___ Exercise input

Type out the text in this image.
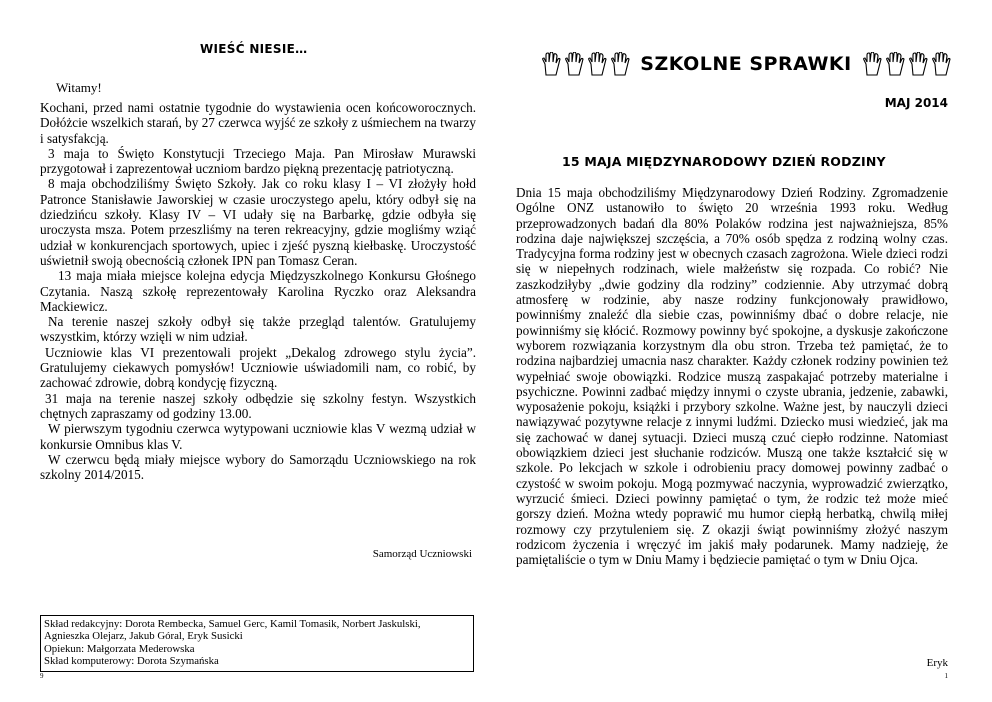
WIEŚĆ NIESIE…
Witamy!

Kochani, przed nami ostatnie tygodnie do wystawienia ocen końcoworocznych. Dołóżcie wszelkich starań, by 27 czerwca wyjść ze szkoły z uśmiechem na twarzy i satysfakcją.

3 maja to Święto Konstytucji Trzeciego Maja. Pan Mirosław Murawski przygotował i zaprezentował uczniom bardzo piękną prezentację patriotyczną.

8 maja obchodziliśmy Święto Szkoły. Jak co roku klasy I – VI złożyły hołd Patronce Stanisławie Jaworskiej w czasie uroczystego apelu, który odbył się na dziedzińcu szkoły. Klasy IV – VI udały się na Barbarkę, gdzie odbyła się uroczysta msza. Potem przeszliśmy na teren rekreacyjny, gdzie mogliśmy wziąć udział w konkurencjach sportowych, upiec i zjeść pyszną kiełbaskę. Uroczystość uświetnił swoją obecnością członek IPN pan Tomasz Ceran.

13 maja miała miejsce kolejna edycja Międzyszkolnego Konkursu Głośnego Czytania. Naszą szkołę reprezentowały Karolina Ryczko oraz Aleksandra Mackiewicz.

Na terenie naszej szkoły odbył się także przegląd talentów. Gratulujemy wszystkim, którzy wzięli w nim udział.

Uczniowie klas VI prezentowali projekt „Dekalog zdrowego stylu życia”. Gratulujemy ciekawych pomysłów! Uczniowie uświadomili nam, co robić, by zachować zdrowie, dobrą kondycję fizyczną.

31 maja na terenie naszej szkoły odbędzie się szkolny festyn. Wszystkich chętnych zapraszamy od godziny 13.00.

W pierwszym tygodniu czerwca wytypowani uczniowie klas V wezmą udział w konkursie Omnibus klas V.

W czerwcu będą miały miejsce wybory do Samorządu Uczniowskiego na rok szkolny 2014/2015.

Samorząd Uczniowski
Skład redakcyjny: Dorota Rembecka, Samuel Gerc, Kamil Tomasik, Norbert Jaskulski,
Agnieszka Olejarz, Jakub Góral, Eryk Susicki
Opiekun: Małgorzata Mederowska
Skład komputerowy: Dorota Szymańska
9
SZKOLNE SPRAWKI
MAJ 2014
15 MAJA MIĘDZYNARODOWY DZIEŃ RODZINY

Dnia 15 maja obchodziliśmy Międzynarodowy Dzień Rodziny. Zgromadzenie Ogólne ONZ ustanowiło to święto 20 września 1993 roku. Według przeprowadzonych badań dla 80% Polaków rodzina jest najważniejsza, 85% rodzina daje największej szczęścia, a 70% osób spędza z rodziną wolny czas. Tradycyjna forma rodziny jest w obecnych czasach zagrożona. Wiele dzieci rodzi się w niepełnych rodzinach, wiele małżeństw się rozpada. Co robić? Nie zaszkodziłyby „dwie godziny dla rodziny” codziennie. Aby utrzymać dobrą atmosferę w rodzinie, aby nasze rodziny funkcjonowały prawidłowo, powinniśmy znaleźć dla siebie czas, powinniśmy dbać o dobre relacje, nie powinniśmy się kłócić. Rozmowy powinny być spokojne, a dyskusje zakończone wyborem rozwiązania korzystnym dla obu stron. Trzeba też pamiętać, że to rodzina najbardziej umacnia nasz charakter. Każdy członek rodziny powinien też wypełniać swoje obowiązki. Rodzice muszą zaspakajać potrzeby materialne i psychiczne. Powinni zadbać między innymi o czyste ubrania, jedzenie, zabawki, wyposażenie pokoju, książki i przybory szkolne. Ważne jest, by nauczyli dzieci nawiązywać pozytywne relacje z innymi ludźmi. Dziecko musi wiedzieć, jak ma się zachować w danej sytuacji. Dzieci muszą czuć ciepło rodzinne. Natomiast obowiązkiem dzieci jest słuchanie rodziców. Muszą one także kształcić się w szkole. Po lekcjach w szkole i odrobieniu pracy domowej powinny zadbać o czystość w swoim pokoju. Mogą pozmywać naczynia, wyprowadzić zwierzątko, wyrzucić śmieci. Dzieci powinny pamiętać o tym, że rodzic też może mieć gorszy dzień. Można wtedy poprawić mu humor ciepłą herbatką, chwilą miłej rozmowy czy przytuleniem się. Z okazji świąt powinniśmy złożyć naszym rodzicom życzenia i wręczyć im jakiś mały podarunek. Mamy nadzieję, że pamiętaliście o tym w Dniu Mamy i będziecie pamiętać o tym w Dniu Ojca.

Eryk
1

______

To be done:
Using the records above, gather all lines where the string "szkolny" is present.

Solution to this problem:
31 maja na terenie naszej szkoły odbędzie się szkolny festyn. Wszystkich chętnych zapraszamy od godziny 13.00.
W czerwcu będą miały miejsce wybory do Samorządu Uczniowskiego na rok szkolny 2014/2015.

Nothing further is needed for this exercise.